Raw data:
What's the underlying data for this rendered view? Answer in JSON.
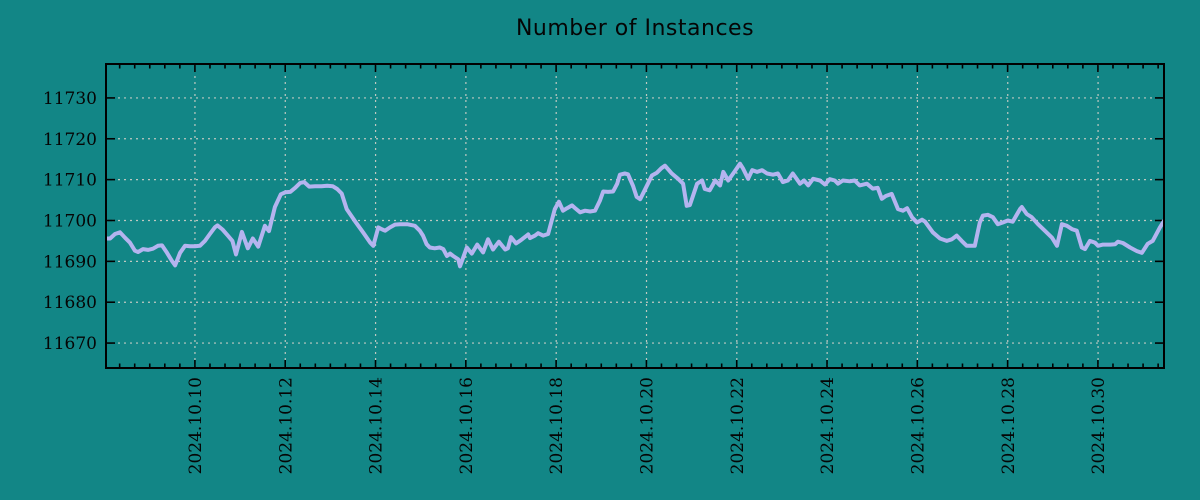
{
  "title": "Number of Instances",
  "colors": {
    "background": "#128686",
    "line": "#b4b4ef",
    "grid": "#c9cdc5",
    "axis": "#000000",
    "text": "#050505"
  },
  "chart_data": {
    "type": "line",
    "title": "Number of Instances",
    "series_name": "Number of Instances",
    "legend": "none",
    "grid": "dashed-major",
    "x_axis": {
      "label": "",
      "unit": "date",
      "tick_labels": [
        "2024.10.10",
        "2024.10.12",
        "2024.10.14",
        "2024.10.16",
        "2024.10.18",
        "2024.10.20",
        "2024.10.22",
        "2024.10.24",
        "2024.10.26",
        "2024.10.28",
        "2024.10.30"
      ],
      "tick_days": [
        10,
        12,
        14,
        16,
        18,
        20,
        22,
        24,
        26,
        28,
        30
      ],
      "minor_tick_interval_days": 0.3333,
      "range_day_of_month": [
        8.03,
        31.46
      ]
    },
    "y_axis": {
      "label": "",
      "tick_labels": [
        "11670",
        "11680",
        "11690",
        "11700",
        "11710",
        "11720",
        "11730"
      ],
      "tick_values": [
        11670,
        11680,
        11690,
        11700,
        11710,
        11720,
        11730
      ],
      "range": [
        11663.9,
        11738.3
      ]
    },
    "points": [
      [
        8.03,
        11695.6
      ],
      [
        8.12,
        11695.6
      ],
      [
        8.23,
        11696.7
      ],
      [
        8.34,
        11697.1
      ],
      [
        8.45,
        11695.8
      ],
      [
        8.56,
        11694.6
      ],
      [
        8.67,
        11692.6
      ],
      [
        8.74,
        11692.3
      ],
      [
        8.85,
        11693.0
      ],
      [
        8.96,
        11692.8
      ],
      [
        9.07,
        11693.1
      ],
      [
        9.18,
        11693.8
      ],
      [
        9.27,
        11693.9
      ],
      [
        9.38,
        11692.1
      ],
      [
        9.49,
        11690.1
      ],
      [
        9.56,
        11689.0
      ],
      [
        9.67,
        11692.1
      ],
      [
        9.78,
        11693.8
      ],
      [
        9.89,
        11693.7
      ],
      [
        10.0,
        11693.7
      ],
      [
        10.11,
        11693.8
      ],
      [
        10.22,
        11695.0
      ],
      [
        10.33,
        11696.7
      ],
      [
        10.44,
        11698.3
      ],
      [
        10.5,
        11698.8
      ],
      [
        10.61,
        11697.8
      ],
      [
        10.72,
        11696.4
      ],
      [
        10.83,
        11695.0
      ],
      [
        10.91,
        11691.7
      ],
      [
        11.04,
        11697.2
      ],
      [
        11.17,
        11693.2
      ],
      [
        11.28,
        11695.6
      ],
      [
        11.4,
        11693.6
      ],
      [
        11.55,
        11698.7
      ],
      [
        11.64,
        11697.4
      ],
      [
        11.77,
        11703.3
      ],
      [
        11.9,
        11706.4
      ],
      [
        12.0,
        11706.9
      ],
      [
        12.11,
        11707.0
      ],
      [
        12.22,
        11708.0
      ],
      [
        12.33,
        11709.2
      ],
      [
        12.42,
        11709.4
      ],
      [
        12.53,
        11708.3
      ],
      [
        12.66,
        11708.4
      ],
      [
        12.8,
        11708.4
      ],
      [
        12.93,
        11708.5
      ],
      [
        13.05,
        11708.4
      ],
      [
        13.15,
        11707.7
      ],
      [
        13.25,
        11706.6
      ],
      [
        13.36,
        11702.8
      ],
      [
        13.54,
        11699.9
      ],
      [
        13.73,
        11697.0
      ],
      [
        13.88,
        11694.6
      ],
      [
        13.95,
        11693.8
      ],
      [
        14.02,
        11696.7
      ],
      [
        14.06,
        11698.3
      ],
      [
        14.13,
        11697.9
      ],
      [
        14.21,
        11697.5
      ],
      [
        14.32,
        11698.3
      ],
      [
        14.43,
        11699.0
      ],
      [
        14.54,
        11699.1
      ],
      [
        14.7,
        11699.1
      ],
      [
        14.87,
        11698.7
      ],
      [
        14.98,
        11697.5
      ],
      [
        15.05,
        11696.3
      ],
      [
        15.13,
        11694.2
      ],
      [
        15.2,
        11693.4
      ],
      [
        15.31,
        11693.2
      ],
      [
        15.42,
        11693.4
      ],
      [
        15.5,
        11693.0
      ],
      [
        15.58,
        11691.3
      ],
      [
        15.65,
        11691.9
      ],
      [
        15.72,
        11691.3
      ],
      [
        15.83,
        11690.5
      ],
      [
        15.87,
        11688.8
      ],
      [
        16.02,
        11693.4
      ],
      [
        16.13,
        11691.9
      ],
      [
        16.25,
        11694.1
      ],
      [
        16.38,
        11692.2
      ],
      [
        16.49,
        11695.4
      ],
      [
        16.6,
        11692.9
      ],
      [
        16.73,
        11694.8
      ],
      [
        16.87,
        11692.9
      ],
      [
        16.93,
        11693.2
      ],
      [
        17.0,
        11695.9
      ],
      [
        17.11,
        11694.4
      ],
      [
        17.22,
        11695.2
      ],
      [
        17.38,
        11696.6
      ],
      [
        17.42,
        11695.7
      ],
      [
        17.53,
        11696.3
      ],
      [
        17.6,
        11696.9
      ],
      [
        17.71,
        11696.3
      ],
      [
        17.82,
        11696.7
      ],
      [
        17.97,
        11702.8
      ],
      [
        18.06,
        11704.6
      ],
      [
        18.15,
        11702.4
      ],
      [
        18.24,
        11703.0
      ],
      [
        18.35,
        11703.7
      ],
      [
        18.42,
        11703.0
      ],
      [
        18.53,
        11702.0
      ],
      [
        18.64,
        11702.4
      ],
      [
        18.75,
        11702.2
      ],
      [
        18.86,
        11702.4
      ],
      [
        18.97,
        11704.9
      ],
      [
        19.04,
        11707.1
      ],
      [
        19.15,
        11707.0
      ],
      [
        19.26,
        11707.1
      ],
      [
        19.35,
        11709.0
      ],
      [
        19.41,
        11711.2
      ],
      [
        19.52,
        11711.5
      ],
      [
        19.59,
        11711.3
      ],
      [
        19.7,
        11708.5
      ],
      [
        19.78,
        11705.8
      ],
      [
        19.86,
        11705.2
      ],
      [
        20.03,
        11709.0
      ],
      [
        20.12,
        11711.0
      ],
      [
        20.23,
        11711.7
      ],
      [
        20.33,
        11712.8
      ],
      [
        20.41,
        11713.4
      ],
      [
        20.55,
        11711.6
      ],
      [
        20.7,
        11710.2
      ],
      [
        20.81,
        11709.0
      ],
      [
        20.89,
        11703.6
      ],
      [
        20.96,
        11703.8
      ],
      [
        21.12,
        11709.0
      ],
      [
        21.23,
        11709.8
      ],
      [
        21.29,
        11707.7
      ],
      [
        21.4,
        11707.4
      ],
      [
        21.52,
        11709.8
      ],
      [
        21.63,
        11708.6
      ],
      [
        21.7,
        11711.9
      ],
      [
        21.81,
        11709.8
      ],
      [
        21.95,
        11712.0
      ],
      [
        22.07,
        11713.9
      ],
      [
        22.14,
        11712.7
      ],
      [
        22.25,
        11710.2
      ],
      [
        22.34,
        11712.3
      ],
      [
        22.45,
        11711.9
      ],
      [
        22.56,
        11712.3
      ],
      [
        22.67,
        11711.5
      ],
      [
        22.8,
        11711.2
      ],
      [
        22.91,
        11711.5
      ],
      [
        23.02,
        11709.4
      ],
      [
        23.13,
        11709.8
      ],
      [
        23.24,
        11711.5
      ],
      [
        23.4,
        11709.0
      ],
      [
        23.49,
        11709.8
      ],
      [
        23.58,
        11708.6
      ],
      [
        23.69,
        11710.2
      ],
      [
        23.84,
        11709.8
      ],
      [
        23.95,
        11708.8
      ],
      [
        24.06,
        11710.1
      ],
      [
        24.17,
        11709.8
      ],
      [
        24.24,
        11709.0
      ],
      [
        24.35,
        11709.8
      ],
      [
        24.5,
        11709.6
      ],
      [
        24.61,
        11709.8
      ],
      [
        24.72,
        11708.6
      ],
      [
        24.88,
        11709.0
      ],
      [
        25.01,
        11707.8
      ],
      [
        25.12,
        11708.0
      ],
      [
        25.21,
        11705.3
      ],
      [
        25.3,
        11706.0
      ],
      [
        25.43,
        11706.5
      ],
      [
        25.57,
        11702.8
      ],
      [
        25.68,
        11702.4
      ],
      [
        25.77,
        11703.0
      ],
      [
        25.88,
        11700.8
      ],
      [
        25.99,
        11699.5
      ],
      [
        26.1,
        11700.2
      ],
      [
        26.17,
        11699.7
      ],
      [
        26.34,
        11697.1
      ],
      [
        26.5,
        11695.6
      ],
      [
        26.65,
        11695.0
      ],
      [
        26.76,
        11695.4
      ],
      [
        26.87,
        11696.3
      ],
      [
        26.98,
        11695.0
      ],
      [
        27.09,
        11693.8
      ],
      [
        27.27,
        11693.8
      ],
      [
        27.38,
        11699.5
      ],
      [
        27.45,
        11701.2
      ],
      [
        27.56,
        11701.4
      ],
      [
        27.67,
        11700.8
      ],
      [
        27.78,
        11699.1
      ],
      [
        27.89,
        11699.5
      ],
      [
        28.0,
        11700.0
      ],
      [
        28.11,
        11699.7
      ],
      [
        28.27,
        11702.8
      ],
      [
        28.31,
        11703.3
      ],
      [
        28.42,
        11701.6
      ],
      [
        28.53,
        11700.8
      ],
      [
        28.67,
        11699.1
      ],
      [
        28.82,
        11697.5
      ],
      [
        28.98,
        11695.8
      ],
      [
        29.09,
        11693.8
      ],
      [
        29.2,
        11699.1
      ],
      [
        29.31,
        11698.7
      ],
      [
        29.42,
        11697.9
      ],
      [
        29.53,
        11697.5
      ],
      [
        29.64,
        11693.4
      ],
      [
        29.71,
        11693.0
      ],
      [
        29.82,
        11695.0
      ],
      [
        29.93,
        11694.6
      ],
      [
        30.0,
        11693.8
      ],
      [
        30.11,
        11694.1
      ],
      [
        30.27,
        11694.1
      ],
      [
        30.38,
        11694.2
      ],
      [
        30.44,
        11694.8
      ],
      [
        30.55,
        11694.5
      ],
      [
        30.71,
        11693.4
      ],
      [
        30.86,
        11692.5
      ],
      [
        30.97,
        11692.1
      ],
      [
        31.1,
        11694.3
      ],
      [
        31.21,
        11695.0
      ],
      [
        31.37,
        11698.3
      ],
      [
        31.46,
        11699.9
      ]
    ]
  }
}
==
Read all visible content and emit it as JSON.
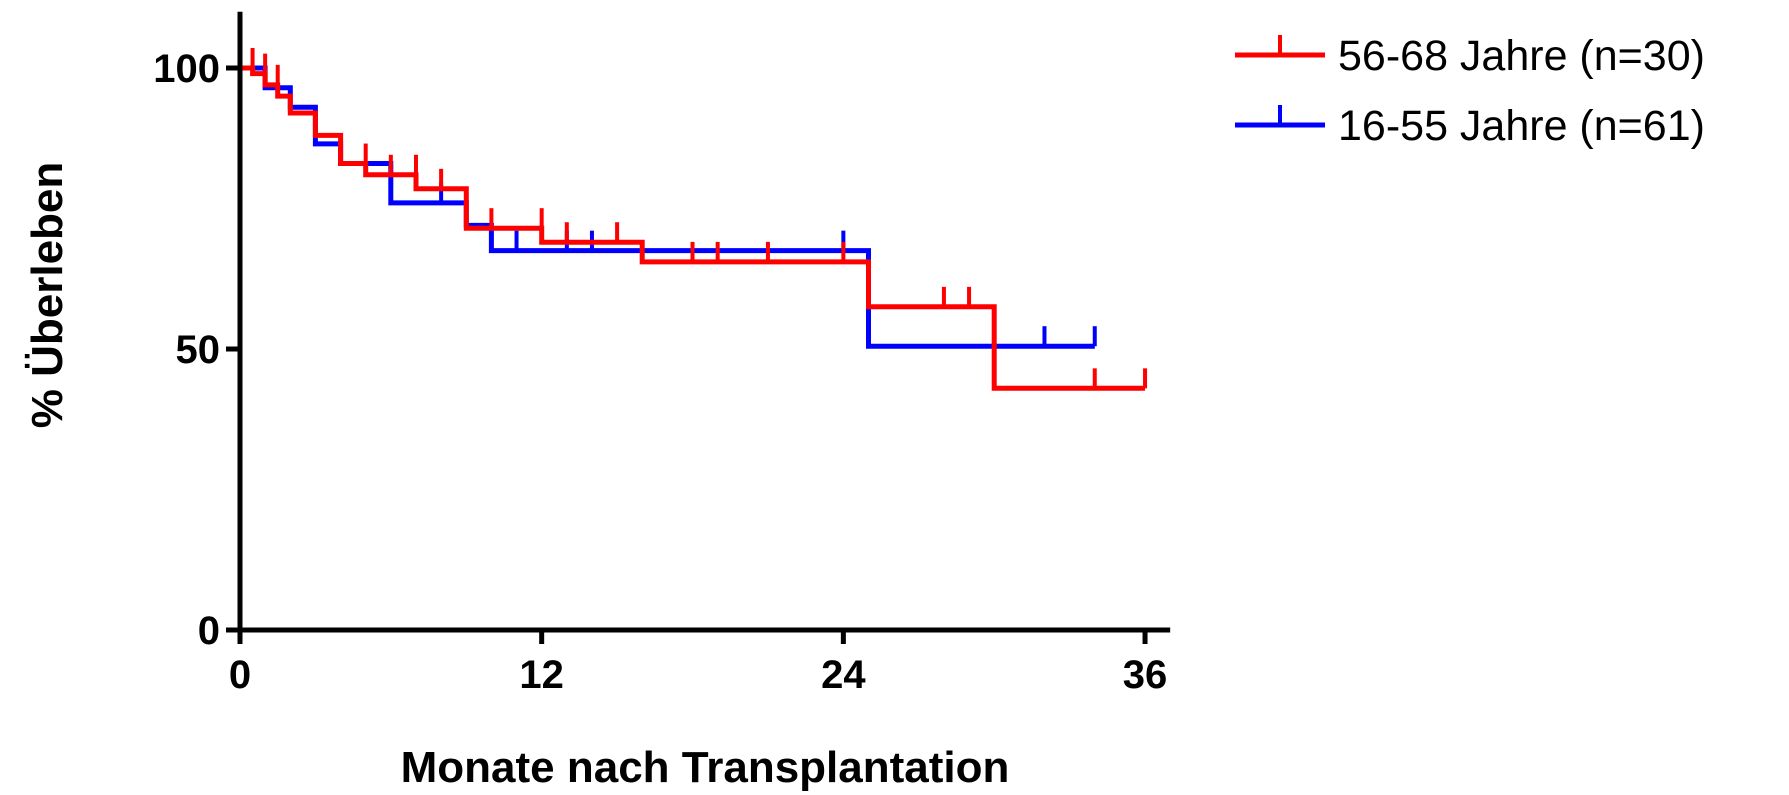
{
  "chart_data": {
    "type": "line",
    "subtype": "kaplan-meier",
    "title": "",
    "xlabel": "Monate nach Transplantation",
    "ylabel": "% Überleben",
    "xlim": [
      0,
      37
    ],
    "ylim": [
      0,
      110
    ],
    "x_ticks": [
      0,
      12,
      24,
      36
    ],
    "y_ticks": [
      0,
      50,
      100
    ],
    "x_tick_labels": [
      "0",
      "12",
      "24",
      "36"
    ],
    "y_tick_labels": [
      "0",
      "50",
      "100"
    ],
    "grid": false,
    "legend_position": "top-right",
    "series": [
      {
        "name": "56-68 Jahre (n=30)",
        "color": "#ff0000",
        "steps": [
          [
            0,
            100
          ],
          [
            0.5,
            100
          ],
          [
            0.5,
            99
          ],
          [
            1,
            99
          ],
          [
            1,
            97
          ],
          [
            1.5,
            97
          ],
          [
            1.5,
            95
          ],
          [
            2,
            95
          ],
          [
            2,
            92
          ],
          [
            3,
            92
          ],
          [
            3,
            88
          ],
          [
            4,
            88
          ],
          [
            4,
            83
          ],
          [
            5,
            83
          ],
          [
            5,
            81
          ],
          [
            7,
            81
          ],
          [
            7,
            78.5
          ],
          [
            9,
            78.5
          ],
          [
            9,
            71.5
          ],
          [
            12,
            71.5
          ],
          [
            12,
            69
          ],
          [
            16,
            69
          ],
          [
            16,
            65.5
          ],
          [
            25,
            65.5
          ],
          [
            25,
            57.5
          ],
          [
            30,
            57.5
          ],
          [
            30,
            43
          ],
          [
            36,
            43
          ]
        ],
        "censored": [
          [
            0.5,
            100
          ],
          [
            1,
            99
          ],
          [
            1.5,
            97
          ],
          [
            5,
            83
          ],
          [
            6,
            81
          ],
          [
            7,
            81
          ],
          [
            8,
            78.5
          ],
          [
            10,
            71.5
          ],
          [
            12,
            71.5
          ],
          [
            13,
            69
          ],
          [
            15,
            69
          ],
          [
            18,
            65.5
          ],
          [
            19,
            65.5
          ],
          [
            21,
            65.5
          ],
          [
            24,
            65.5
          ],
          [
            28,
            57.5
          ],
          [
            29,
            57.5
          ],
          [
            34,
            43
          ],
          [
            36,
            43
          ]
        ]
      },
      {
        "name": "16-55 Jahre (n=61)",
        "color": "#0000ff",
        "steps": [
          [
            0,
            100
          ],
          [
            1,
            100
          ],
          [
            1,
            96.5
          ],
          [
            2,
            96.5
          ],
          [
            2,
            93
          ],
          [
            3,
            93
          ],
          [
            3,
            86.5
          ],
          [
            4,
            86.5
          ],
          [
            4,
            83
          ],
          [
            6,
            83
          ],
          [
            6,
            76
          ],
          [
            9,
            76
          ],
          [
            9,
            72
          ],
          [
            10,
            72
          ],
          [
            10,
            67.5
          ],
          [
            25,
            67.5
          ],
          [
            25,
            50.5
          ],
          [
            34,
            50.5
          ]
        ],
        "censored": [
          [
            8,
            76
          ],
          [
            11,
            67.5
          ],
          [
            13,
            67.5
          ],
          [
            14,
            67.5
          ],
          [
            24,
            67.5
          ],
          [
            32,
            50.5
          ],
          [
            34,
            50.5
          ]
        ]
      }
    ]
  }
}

Given instruction: Copy every line of the material in which the word "Number" occurs.

Correct result:
  "title": "Number of Instances",
    "title": "Number of Instances",
    "series_name": "Number of Instances",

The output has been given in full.